Extracted records
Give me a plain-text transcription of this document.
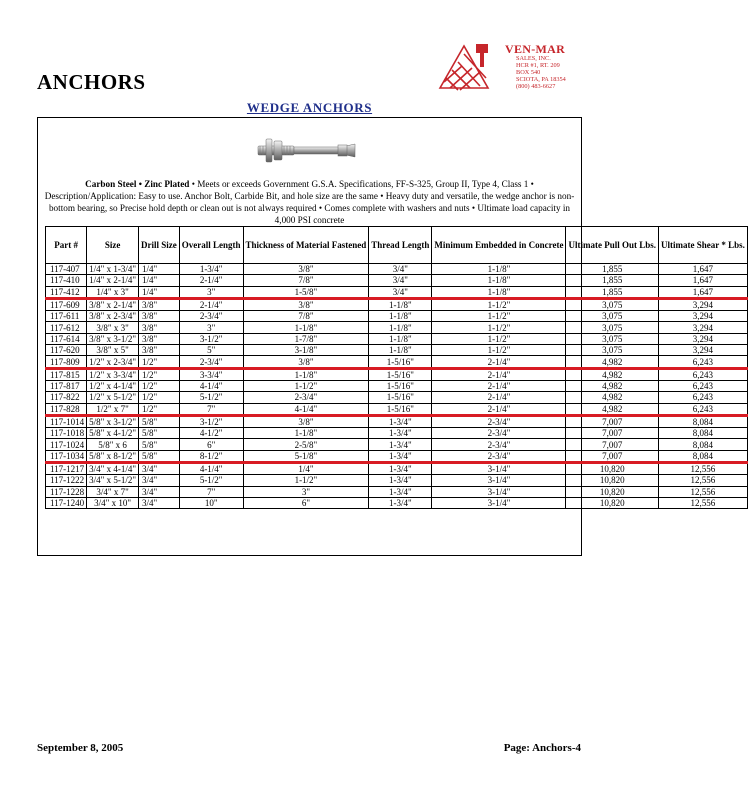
ANCHORS
VEN-MAR
SALES, INC.
HCR #1, RT. 209
BOX 540
SCIOTA, PA 18354
(800) 483-6627
WEDGE ANCHORS
Carbon Steel • Zinc Plated • Meets or exceeds Government G.S.A. Specifications, FF-S-325, Group II, Type 4, Class 1 • Description/Application: Easy to use. Anchor Bolt, Carbide Bit, and hole size are the same • Heavy duty and versatile, the wedge anchor is non-bottom bearing, so Precise hold depth or clean out is not always required • Comes complete with washers and nuts • Ultimate load capacity in 4,000 PSI concrete
Part #	Size	Drill Size	Overall Length	Thickness of Material Fastened	Thread Length	Minimum Embedded in Concrete	Ultimate Pull Out Lbs.	Ultimate Shear * Lbs.
117-407	1/4" x 1-3/4"	1/4"	1-3/4"	3/8"	3/4"	1-1/8"	1,855	1,647
117-410	1/4" x 2-1/4"	1/4"	2-1/4"	7/8"	3/4"	1-1/8"	1,855	1,647
117-412	1/4" x 3"	1/4"	3"	1-5/8"	3/4"	1-1/8"	1,855	1,647
117-609	3/8" x 2-1/4"	3/8"	2-1/4"	3/8"	1-1/8"	1-1/2"	3,075	3,294
117-611	3/8" x 2-3/4"	3/8"	2-3/4"	7/8"	1-1/8"	1-1/2"	3,075	3,294
117-612	3/8" x 3"	3/8"	3"	1-1/8"	1-1/8"	1-1/2"	3,075	3,294
117-614	3/8" x 3-1/2"	3/8"	3-1/2"	1-7/8"	1-1/8"	1-1/2"	3,075	3,294
117-620	3/8" x 5"	3/8"	5"	3-1/8"	1-1/8"	1-1/2"	3,075	3,294
117-809	1/2" x 2-3/4"	1/2"	2-3/4"	3/8"	1-5/16"	2-1/4"	4,982	6,243
117-815	1/2" x 3-3/4"	1/2"	3-3/4"	1-1/8"	1-5/16"	2-1/4"	4,982	6,243
117-817	1/2" x 4-1/4"	1/2"	4-1/4"	1-1/2"	1-5/16"	2-1/4"	4,982	6,243
117-822	1/2" x 5-1/2"	1/2"	5-1/2"	2-3/4"	1-5/16"	2-1/4"	4,982	6,243
117-828	1/2" x 7"	1/2"	7"	4-1/4"	1-5/16"	2-1/4"	4,982	6,243
117-1014	5/8" x 3-1/2"	5/8"	3-1/2"	3/8"	1-3/4"	2-3/4"	7,007	8,084
117-1018	5/8" x 4-1/2"	5/8"	4-1/2"	1-1/8"	1-3/4"	2-3/4"	7,007	8,084
117-1024	5/8" x 6	5/8"	6"	2-5/8"	1-3/4"	2-3/4"	7,007	8,084
117-1034	5/8" x 8-1/2"	5/8"	8-1/2"	5-1/8"	1-3/4"	2-3/4"	7,007	8,084
117-1217	3/4" x 4-1/4"	3/4"	4-1/4"	1/4"	1-3/4"	3-1/4"	10,820	12,556
117-1222	3/4" x 5-1/2"	3/4"	5-1/2"	1-1/2"	1-3/4"	3-1/4"	10,820	12,556
117-1228	3/4" x 7"	3/4"	7"	3"	1-3/4"	3-1/4"	10,820	12,556
117-1240	3/4" x 10"	3/4"	10"	6"	1-3/4"	3-1/4"	10,820	12,556
September 8, 2005	Page: Anchors-4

** WHAT YOU WILL DO **
Show all lines from the records above where the word "Ultimate" occurs.

** THE RESPONSE **
Carbon Steel • Zinc Plated • Meets or exceeds Government G.S.A. Specifications, FF-S-325, Group II, Type 4, Class 1 • Description/Application: Easy to use. Anchor Bolt, Carbide Bit, and hole size are the same • Heavy duty and versatile, the wedge anchor is non-bottom bearing, so Precise hold depth or clean out is not always required • Comes complete with washers and nuts • Ultimate load capacity in 4,000 PSI concrete
Part #	Size	Drill Size	Overall Length	Thickness of Material Fastened	Thread Length	Minimum Embedded in Concrete	Ultimate Pull Out Lbs.	Ultimate Shear * Lbs.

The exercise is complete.